● **Instruction**
Check each line of the entries below for the string "name" and state how many lines have it, with no other text.

[Dataset items]
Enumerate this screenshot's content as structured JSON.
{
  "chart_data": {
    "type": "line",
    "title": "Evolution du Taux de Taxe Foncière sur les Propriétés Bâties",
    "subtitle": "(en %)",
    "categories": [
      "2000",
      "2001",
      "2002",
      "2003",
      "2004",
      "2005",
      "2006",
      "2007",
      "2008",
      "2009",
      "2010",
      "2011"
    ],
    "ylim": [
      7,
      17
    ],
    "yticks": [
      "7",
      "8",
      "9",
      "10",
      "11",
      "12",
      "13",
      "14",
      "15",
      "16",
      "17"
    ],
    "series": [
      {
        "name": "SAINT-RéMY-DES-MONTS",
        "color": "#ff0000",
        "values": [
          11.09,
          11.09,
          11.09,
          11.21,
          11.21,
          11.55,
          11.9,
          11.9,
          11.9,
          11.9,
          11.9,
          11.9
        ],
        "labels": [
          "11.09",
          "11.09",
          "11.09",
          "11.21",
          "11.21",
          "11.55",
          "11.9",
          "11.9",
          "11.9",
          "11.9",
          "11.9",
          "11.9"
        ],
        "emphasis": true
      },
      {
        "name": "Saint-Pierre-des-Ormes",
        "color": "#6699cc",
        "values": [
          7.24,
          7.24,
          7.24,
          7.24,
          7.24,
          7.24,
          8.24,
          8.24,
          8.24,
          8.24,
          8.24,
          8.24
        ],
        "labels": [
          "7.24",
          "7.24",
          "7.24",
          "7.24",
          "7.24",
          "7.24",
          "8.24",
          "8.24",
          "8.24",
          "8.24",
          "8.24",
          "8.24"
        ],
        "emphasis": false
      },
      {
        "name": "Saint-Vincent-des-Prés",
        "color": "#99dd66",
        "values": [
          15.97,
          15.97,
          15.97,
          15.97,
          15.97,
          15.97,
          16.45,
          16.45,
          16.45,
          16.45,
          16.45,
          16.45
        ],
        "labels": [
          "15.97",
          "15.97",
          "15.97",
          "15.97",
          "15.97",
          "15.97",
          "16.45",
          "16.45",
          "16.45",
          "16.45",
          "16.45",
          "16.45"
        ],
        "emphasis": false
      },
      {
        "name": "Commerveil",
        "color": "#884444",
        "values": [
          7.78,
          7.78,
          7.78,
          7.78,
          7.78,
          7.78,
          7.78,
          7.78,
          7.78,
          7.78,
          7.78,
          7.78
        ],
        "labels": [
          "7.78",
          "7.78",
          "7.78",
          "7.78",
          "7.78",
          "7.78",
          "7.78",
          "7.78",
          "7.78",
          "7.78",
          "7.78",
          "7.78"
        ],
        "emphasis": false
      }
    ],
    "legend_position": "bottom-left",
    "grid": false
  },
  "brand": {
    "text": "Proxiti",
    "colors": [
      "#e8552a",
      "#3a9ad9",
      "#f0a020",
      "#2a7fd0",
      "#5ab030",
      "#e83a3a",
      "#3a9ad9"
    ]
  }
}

● **Problem solution**
4